[Entries with figure data]
---+---
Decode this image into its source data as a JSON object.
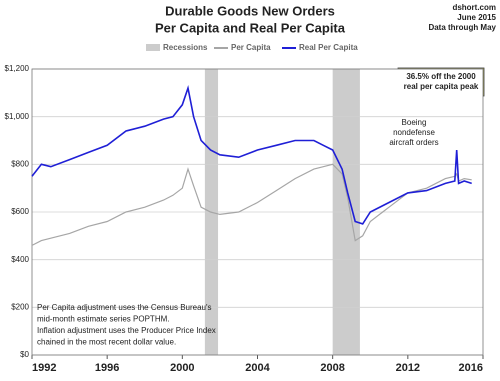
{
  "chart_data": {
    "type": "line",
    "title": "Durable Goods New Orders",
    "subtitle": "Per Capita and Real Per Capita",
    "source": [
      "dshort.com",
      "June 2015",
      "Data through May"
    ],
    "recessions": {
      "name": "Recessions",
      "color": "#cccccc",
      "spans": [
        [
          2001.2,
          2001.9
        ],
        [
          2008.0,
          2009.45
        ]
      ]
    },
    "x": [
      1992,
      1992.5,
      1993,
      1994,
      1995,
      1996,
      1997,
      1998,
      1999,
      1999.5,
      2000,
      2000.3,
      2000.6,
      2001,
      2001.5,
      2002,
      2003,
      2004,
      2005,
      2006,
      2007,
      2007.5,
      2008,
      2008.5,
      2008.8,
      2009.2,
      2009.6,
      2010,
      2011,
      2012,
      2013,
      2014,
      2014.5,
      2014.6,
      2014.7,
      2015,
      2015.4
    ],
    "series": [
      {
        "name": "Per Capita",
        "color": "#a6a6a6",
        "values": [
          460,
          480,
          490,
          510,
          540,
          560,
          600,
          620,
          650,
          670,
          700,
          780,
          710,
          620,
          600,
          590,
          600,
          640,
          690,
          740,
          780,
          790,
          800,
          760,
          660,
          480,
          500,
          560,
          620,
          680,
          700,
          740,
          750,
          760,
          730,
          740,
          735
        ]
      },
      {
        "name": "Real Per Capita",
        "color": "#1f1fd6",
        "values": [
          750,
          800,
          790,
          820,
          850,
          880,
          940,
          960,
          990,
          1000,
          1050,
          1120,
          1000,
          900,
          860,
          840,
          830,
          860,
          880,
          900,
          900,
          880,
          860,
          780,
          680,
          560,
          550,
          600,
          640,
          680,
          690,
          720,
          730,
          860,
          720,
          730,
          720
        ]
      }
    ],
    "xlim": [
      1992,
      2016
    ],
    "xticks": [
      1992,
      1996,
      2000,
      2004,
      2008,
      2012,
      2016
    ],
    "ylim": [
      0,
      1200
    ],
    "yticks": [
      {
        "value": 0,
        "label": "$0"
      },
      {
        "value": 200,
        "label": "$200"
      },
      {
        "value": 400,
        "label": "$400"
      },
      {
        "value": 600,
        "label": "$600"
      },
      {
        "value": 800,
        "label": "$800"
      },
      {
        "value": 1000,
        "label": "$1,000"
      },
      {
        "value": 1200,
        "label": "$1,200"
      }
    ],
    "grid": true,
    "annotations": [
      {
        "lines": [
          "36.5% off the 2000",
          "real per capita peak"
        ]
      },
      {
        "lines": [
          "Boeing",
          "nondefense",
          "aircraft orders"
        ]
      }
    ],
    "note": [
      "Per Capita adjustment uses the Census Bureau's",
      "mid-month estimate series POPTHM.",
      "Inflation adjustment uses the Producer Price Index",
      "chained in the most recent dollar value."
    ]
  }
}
---+---
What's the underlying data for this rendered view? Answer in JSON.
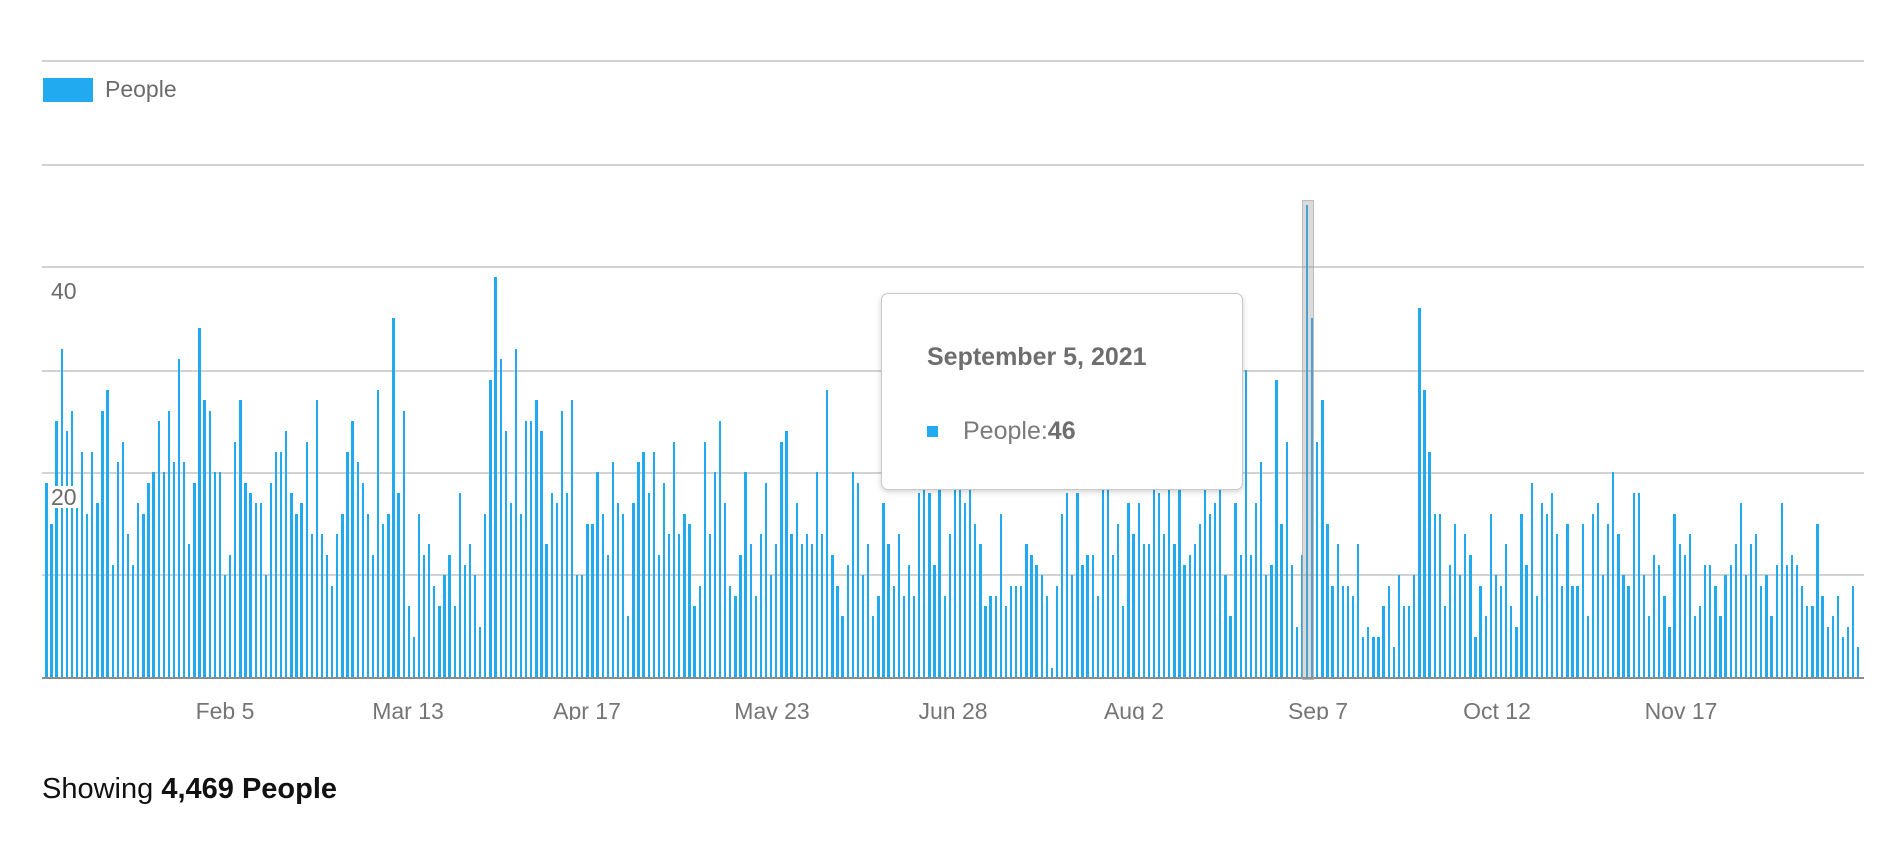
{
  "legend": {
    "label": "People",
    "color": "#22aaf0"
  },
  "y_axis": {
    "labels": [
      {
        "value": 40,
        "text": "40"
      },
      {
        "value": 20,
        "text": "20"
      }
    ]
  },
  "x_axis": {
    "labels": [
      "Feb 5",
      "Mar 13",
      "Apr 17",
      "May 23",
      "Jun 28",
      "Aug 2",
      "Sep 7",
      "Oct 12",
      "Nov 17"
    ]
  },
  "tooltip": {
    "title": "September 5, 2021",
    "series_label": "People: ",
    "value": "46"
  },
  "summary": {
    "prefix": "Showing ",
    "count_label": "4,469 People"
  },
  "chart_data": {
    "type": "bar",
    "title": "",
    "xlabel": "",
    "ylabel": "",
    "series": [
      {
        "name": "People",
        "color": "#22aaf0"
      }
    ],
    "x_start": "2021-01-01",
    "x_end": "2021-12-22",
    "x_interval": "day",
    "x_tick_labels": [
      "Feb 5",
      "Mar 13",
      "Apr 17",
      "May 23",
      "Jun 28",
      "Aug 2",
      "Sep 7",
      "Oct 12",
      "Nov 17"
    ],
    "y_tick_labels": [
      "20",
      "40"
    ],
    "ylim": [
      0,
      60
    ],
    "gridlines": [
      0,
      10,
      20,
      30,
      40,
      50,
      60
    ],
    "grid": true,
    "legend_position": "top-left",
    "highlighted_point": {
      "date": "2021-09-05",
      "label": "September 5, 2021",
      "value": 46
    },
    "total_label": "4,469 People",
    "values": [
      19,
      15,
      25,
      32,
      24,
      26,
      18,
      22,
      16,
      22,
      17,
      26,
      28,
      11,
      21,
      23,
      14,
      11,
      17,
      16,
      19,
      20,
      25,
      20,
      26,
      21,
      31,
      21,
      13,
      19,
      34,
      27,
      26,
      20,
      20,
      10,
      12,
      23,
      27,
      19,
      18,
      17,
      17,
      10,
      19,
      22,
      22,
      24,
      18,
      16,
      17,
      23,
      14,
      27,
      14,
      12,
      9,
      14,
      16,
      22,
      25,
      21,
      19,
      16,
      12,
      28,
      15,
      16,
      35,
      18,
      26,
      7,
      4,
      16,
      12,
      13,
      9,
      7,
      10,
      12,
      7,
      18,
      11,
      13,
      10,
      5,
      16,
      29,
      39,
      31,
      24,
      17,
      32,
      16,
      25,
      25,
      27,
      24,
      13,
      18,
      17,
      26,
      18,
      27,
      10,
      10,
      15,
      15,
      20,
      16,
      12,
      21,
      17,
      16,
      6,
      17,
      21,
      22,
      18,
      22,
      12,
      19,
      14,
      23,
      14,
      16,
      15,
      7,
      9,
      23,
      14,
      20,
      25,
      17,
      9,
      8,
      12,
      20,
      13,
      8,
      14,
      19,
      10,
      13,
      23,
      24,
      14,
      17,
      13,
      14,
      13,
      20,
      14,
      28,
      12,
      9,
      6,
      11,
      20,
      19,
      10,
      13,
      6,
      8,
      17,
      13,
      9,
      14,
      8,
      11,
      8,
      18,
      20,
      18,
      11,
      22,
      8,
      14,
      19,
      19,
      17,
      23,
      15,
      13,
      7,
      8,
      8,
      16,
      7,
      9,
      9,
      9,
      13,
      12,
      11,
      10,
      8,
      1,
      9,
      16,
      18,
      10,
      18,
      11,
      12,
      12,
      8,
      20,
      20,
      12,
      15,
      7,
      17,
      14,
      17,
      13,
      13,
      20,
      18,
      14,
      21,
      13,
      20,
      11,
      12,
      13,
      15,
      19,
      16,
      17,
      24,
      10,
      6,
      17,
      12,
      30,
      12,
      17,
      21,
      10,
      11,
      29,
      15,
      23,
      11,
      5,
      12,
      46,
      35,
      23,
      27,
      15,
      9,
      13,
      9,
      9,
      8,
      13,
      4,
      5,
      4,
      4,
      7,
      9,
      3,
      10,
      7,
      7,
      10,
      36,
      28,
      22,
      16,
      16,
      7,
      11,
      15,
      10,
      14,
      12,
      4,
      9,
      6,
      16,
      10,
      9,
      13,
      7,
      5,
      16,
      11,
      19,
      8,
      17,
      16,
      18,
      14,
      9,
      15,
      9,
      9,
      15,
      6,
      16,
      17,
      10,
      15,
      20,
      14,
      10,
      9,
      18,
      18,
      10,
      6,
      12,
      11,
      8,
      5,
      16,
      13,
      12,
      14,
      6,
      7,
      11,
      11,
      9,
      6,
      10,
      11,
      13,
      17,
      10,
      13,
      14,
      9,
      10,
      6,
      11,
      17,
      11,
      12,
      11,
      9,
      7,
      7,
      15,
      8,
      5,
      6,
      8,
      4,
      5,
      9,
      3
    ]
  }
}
---+---
> Task instructions
Find the word "uses" in the entries, and copy every line it shows up in.

> Problem solution
      "Per Capita adjustment uses the Census Bureau's",
      "Inflation adjustment uses the Producer Price Index",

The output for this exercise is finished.